Copy every line with the string "JSON" in it.

* start Data rows *

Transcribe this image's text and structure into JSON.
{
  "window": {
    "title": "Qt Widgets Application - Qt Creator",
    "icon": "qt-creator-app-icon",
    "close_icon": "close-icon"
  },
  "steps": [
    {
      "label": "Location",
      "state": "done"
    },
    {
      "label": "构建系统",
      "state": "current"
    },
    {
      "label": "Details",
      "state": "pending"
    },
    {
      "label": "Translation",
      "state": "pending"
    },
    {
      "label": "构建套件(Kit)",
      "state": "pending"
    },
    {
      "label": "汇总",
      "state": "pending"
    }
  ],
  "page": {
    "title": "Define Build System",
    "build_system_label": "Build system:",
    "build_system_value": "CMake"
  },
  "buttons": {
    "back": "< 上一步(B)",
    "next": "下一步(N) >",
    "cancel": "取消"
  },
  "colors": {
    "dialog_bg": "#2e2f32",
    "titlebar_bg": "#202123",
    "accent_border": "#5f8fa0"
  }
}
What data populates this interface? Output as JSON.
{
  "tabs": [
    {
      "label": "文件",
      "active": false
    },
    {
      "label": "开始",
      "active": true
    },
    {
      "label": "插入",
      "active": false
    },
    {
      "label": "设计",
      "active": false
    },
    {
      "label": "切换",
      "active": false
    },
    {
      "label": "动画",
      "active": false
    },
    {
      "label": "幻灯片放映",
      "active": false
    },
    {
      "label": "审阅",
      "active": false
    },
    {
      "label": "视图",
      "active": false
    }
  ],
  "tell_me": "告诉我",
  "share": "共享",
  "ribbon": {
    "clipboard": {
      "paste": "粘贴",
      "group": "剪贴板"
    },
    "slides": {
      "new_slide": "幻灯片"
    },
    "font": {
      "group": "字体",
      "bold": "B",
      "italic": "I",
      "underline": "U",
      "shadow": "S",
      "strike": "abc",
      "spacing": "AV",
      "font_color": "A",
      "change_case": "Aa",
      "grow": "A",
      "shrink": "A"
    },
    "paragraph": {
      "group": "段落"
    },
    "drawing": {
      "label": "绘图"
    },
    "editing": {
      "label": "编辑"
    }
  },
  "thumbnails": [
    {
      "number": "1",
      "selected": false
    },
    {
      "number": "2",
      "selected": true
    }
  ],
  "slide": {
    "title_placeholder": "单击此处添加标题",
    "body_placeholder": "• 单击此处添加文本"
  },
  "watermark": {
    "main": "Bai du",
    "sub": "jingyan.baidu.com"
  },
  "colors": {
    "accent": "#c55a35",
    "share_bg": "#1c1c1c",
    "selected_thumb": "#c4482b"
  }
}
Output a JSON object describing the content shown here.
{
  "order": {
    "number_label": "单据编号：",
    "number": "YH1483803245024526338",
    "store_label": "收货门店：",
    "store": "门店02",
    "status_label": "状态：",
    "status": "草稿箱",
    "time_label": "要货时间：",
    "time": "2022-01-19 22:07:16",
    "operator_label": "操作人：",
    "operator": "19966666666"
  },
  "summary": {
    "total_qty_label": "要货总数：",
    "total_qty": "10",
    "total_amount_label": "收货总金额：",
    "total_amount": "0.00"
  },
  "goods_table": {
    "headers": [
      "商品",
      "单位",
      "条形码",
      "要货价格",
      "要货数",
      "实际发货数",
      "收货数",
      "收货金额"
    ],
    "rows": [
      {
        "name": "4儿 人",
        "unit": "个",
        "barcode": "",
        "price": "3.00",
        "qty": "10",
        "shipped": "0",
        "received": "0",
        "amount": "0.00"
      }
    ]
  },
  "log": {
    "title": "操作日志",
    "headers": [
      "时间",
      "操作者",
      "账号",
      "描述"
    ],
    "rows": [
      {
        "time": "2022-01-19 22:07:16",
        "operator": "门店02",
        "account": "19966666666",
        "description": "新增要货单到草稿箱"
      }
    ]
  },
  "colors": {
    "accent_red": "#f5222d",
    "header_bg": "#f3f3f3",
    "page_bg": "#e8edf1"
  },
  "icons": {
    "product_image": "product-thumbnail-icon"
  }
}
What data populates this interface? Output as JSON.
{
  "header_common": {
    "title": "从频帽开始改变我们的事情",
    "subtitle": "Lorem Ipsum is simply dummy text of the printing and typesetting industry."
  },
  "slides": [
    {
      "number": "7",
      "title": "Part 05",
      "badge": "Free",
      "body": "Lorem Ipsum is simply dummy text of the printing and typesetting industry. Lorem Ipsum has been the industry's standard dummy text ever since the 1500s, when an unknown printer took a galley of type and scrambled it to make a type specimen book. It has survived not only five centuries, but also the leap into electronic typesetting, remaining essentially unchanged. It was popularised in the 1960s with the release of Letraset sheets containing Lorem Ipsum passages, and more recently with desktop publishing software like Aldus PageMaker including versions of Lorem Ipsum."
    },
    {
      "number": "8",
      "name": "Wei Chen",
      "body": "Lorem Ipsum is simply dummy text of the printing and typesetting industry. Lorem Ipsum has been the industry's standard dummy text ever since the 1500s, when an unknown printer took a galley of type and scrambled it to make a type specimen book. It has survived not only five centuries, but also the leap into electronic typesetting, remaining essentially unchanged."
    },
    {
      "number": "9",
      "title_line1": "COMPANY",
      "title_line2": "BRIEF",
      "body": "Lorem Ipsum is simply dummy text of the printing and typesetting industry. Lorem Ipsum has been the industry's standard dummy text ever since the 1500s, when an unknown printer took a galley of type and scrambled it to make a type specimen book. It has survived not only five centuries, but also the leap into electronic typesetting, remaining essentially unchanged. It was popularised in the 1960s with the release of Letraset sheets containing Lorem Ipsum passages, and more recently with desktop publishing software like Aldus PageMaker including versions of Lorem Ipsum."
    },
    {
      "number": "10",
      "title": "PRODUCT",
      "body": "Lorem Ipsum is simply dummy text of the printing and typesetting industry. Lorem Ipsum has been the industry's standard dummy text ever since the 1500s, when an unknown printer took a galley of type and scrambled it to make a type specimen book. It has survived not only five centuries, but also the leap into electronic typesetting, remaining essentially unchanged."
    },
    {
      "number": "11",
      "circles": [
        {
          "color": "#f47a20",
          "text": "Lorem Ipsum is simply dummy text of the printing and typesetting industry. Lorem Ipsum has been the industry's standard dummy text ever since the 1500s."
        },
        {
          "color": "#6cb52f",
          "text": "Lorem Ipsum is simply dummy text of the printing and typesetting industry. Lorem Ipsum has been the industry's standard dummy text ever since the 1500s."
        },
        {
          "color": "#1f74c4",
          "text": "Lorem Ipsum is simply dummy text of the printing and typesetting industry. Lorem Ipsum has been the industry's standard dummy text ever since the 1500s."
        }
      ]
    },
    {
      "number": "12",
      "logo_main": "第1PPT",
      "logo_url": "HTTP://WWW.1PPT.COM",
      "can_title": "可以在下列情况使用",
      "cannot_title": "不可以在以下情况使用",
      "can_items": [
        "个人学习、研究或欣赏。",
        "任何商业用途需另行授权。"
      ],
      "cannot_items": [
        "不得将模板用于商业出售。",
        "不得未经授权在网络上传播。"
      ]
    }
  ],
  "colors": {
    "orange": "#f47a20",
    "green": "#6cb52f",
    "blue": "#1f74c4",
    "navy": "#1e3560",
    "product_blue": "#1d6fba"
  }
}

* end Data rows *

(Solved problem)
Transcribe this image's text and structure into JSON.
What data populates this interface? Output as JSON.
Output a JSON object describing the content shown here.
What data populates this interface? Output as JSON.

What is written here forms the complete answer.